| Request |
All lines featuring the string "color" are to be listed.

| Supplied material |
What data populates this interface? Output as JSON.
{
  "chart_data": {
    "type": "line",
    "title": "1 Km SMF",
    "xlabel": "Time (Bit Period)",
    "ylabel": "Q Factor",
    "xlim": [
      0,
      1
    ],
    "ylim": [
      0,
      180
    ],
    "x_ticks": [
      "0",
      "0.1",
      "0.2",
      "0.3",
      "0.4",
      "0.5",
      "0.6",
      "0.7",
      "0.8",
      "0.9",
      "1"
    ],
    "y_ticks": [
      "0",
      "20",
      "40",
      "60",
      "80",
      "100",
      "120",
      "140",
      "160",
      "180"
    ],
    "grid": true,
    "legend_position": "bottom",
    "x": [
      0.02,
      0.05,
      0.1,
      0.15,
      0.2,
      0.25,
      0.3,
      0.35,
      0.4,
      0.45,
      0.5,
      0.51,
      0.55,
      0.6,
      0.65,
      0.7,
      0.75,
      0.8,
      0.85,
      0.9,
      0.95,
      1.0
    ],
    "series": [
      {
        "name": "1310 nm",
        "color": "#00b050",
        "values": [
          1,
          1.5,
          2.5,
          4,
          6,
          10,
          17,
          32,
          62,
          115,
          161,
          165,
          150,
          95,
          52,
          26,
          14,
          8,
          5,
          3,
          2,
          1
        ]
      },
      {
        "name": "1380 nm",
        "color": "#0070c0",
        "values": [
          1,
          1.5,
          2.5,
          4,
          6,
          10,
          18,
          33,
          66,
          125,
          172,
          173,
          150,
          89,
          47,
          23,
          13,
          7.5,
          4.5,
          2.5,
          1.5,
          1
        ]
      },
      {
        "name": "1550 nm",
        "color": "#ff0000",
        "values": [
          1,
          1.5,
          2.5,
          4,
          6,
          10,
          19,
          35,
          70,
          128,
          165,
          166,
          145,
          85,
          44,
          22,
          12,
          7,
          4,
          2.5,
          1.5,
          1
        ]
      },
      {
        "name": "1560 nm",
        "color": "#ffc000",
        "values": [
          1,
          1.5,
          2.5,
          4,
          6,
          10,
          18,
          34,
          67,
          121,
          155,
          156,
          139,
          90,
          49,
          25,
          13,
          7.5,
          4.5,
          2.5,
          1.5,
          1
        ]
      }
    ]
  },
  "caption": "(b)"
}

| Result of this task |
        "color": "#00b050",
        "color": "#0070c0",
        "color": "#ff0000",
        "color": "#ffc000",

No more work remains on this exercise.